Figure record extracts:

************

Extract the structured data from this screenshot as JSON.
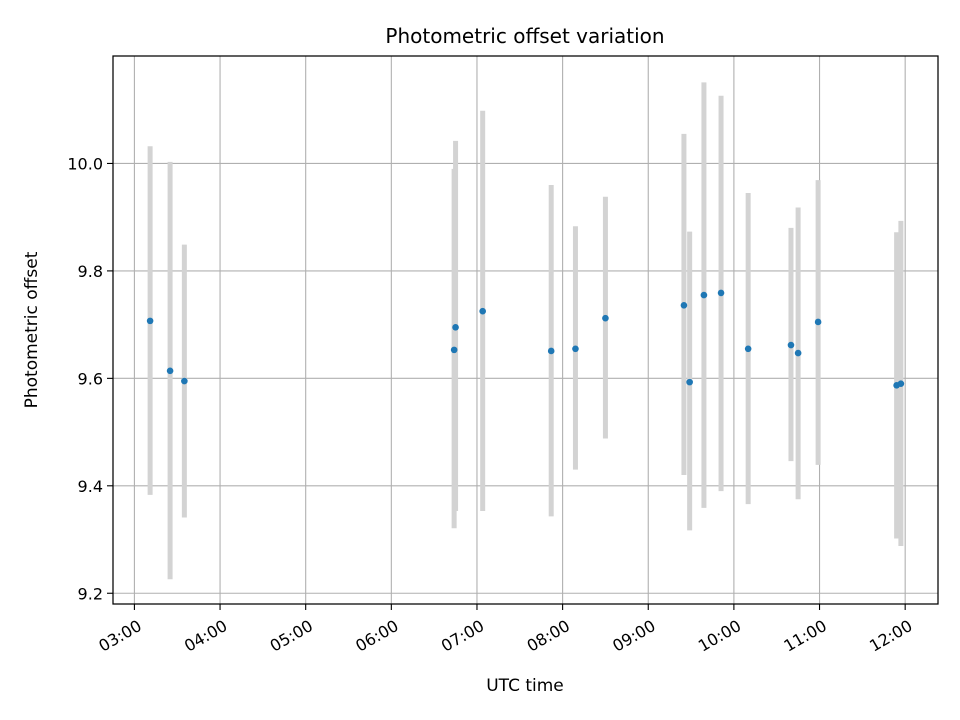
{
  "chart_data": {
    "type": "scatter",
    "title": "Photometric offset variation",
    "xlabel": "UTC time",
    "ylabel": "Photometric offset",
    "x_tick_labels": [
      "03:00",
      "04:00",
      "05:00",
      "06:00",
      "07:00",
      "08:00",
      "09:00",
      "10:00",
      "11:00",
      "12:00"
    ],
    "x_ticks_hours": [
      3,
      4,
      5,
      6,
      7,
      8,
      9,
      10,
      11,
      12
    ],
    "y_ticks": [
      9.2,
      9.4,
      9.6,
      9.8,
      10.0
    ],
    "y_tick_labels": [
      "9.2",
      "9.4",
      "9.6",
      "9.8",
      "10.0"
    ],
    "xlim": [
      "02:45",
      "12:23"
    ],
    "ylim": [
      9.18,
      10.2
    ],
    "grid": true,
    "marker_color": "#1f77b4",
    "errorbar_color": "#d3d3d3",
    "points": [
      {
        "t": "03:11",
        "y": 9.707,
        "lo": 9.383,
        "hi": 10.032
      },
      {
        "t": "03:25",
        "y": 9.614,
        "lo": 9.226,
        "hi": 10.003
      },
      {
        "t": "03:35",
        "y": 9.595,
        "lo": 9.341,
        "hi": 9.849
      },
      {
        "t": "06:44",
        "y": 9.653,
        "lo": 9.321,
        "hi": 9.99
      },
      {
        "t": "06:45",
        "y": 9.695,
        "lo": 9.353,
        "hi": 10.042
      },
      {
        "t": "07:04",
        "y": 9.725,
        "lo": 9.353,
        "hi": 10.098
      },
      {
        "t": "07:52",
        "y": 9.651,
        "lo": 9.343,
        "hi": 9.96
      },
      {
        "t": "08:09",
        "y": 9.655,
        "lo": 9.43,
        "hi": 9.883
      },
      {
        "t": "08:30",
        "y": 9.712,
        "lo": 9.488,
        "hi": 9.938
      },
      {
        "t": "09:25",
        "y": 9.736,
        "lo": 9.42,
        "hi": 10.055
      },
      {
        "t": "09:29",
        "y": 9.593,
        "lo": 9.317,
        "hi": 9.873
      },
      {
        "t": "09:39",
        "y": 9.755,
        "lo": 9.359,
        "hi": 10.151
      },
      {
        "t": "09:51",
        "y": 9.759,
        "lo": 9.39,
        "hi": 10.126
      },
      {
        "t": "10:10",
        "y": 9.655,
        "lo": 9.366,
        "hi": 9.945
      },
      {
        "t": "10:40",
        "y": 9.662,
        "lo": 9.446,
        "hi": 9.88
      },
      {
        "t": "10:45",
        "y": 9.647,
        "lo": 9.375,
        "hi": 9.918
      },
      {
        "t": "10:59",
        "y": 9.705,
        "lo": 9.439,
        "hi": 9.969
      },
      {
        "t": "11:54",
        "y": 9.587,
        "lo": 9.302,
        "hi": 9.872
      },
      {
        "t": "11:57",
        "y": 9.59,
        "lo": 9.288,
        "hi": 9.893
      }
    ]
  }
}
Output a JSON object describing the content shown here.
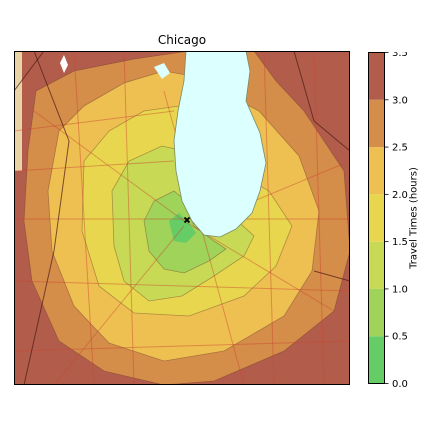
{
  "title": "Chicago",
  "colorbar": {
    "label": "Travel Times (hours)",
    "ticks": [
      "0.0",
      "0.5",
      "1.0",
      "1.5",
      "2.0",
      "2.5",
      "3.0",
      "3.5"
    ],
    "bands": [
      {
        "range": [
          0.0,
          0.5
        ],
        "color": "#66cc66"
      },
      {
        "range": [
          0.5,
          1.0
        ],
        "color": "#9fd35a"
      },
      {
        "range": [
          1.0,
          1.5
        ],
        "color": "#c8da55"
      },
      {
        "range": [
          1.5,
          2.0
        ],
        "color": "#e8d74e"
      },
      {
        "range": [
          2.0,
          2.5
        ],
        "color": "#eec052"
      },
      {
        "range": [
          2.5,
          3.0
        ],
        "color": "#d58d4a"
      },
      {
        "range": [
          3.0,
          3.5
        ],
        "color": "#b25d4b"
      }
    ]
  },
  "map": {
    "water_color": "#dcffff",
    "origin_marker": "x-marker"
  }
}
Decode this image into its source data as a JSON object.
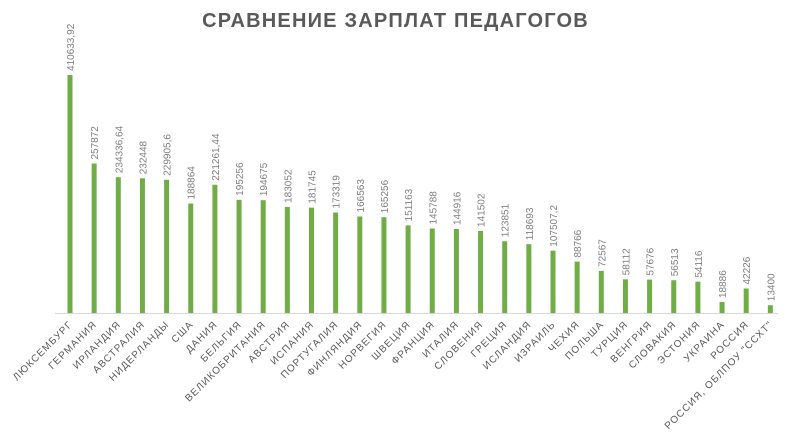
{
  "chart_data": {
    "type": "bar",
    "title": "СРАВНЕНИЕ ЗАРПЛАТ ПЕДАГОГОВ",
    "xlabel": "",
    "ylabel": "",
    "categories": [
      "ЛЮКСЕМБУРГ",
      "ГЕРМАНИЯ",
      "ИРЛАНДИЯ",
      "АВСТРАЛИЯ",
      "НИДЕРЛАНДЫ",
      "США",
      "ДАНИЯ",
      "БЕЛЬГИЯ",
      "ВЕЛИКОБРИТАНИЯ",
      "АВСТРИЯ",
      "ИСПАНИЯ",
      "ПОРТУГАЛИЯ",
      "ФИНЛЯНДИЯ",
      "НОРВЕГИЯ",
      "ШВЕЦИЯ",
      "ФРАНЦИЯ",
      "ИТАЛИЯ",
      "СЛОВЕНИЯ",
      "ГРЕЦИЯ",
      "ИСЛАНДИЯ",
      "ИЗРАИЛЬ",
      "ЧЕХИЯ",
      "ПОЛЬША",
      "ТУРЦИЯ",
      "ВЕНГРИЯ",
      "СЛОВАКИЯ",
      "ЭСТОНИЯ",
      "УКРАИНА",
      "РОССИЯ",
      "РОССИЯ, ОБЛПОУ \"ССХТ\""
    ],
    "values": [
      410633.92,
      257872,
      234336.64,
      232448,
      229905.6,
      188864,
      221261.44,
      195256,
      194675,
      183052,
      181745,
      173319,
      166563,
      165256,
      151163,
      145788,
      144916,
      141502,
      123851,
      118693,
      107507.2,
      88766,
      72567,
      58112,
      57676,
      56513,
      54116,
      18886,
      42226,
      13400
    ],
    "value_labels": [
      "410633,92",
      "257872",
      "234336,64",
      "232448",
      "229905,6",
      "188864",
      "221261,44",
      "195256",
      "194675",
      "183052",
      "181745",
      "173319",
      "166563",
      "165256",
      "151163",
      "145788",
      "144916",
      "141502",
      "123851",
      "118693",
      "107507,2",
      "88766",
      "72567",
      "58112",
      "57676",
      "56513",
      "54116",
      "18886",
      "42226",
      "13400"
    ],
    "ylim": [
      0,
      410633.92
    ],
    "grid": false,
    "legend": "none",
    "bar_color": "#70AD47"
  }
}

************

- _Set task_: Repeat the data exactly, dropping every picture it holds.

- _Response_:
Extract the structured data from this screenshot as JSON.
{
  "chart_data": {
    "type": "scatter",
    "title": "Photometric offset variation",
    "xlabel": "UTC time",
    "ylabel": "Photometric offset",
    "x_tick_labels": [
      "03:00",
      "04:00",
      "05:00",
      "06:00",
      "07:00",
      "08:00",
      "09:00",
      "10:00",
      "11:00",
      "12:00"
    ],
    "x_ticks_hours": [
      3,
      4,
      5,
      6,
      7,
      8,
      9,
      10,
      11,
      12
    ],
    "y_ticks": [
      9.2,
      9.4,
      9.6,
      9.8,
      10.0
    ],
    "y_tick_labels": [
      "9.2",
      "9.4",
      "9.6",
      "9.8",
      "10.0"
    ],
    "xlim": [
      "02:45",
      "12:23"
    ],
    "ylim": [
      9.18,
      10.2
    ],
    "grid": true,
    "marker_color": "#1f77b4",
    "errorbar_color": "#d3d3d3",
    "points": [
      {
        "t": "03:11",
        "y": 9.707,
        "lo": 9.383,
        "hi": 10.032
      },
      {
        "t": "03:25",
        "y": 9.614,
        "lo": 9.226,
        "hi": 10.003
      },
      {
        "t": "03:35",
        "y": 9.595,
        "lo": 9.341,
        "hi": 9.849
      },
      {
        "t": "06:44",
        "y": 9.653,
        "lo": 9.321,
        "hi": 9.99
      },
      {
        "t": "06:45",
        "y": 9.695,
        "lo": 9.353,
        "hi": 10.042
      },
      {
        "t": "07:04",
        "y": 9.725,
        "lo": 9.353,
        "hi": 10.098
      },
      {
        "t": "07:52",
        "y": 9.651,
        "lo": 9.343,
        "hi": 9.96
      },
      {
        "t": "08:09",
        "y": 9.655,
        "lo": 9.43,
        "hi": 9.883
      },
      {
        "t": "08:30",
        "y": 9.712,
        "lo": 9.488,
        "hi": 9.938
      },
      {
        "t": "09:25",
        "y": 9.736,
        "lo": 9.42,
        "hi": 10.055
      },
      {
        "t": "09:29",
        "y": 9.593,
        "lo": 9.317,
        "hi": 9.873
      },
      {
        "t": "09:39",
        "y": 9.755,
        "lo": 9.359,
        "hi": 10.151
      },
      {
        "t": "09:51",
        "y": 9.759,
        "lo": 9.39,
        "hi": 10.126
      },
      {
        "t": "10:10",
        "y": 9.655,
        "lo": 9.366,
        "hi": 9.945
      },
      {
        "t": "10:40",
        "y": 9.662,
        "lo": 9.446,
        "hi": 9.88
      },
      {
        "t": "10:45",
        "y": 9.647,
        "lo": 9.375,
        "hi": 9.918
      },
      {
        "t": "10:59",
        "y": 9.705,
        "lo": 9.439,
        "hi": 9.969
      },
      {
        "t": "11:54",
        "y": 9.587,
        "lo": 9.302,
        "hi": 9.872
      },
      {
        "t": "11:57",
        "y": 9.59,
        "lo": 9.288,
        "hi": 9.893
      }
    ]
  }
}
Output a JSON object describing the content shown here.
{
  "title": "Chicago",
  "colorbar": {
    "label": "Travel Times (hours)",
    "ticks": [
      "0.0",
      "0.5",
      "1.0",
      "1.5",
      "2.0",
      "2.5",
      "3.0",
      "3.5"
    ],
    "bands": [
      {
        "range": [
          0.0,
          0.5
        ],
        "color": "#66cc66"
      },
      {
        "range": [
          0.5,
          1.0
        ],
        "color": "#9fd35a"
      },
      {
        "range": [
          1.0,
          1.5
        ],
        "color": "#c8da55"
      },
      {
        "range": [
          1.5,
          2.0
        ],
        "color": "#e8d74e"
      },
      {
        "range": [
          2.0,
          2.5
        ],
        "color": "#eec052"
      },
      {
        "range": [
          2.5,
          3.0
        ],
        "color": "#d58d4a"
      },
      {
        "range": [
          3.0,
          3.5
        ],
        "color": "#b25d4b"
      }
    ]
  },
  "map": {
    "water_color": "#dcffff",
    "origin_marker": "x-marker"
  }
}
Decode this image into its source data as a JSON object.
{
  "chart_data": {
    "type": "bar",
    "title": "СРАВНЕНИЕ ЗАРПЛАТ ПЕДАГОГОВ",
    "xlabel": "",
    "ylabel": "",
    "categories": [
      "ЛЮКСЕМБУРГ",
      "ГЕРМАНИЯ",
      "ИРЛАНДИЯ",
      "АВСТРАЛИЯ",
      "НИДЕРЛАНДЫ",
      "США",
      "ДАНИЯ",
      "БЕЛЬГИЯ",
      "ВЕЛИКОБРИТАНИЯ",
      "АВСТРИЯ",
      "ИСПАНИЯ",
      "ПОРТУГАЛИЯ",
      "ФИНЛЯНДИЯ",
      "НОРВЕГИЯ",
      "ШВЕЦИЯ",
      "ФРАНЦИЯ",
      "ИТАЛИЯ",
      "СЛОВЕНИЯ",
      "ГРЕЦИЯ",
      "ИСЛАНДИЯ",
      "ИЗРАИЛЬ",
      "ЧЕХИЯ",
      "ПОЛЬША",
      "ТУРЦИЯ",
      "ВЕНГРИЯ",
      "СЛОВАКИЯ",
      "ЭСТОНИЯ",
      "УКРАИНА",
      "РОССИЯ",
      "РОССИЯ, ОБЛПОУ \"ССХТ\""
    ],
    "values": [
      410633.92,
      257872,
      234336.64,
      232448,
      229905.6,
      188864,
      221261.44,
      195256,
      194675,
      183052,
      181745,
      173319,
      166563,
      165256,
      151163,
      145788,
      144916,
      141502,
      123851,
      118693,
      107507.2,
      88766,
      72567,
      58112,
      57676,
      56513,
      54116,
      18886,
      42226,
      13400
    ],
    "value_labels": [
      "410633,92",
      "257872",
      "234336,64",
      "232448",
      "229905,6",
      "188864",
      "221261,44",
      "195256",
      "194675",
      "183052",
      "181745",
      "173319",
      "166563",
      "165256",
      "151163",
      "145788",
      "144916",
      "141502",
      "123851",
      "118693",
      "107507,2",
      "88766",
      "72567",
      "58112",
      "57676",
      "56513",
      "54116",
      "18886",
      "42226",
      "13400"
    ],
    "ylim": [
      0,
      410633.92
    ],
    "grid": false,
    "legend": "none",
    "bar_color": "#70AD47"
  }
}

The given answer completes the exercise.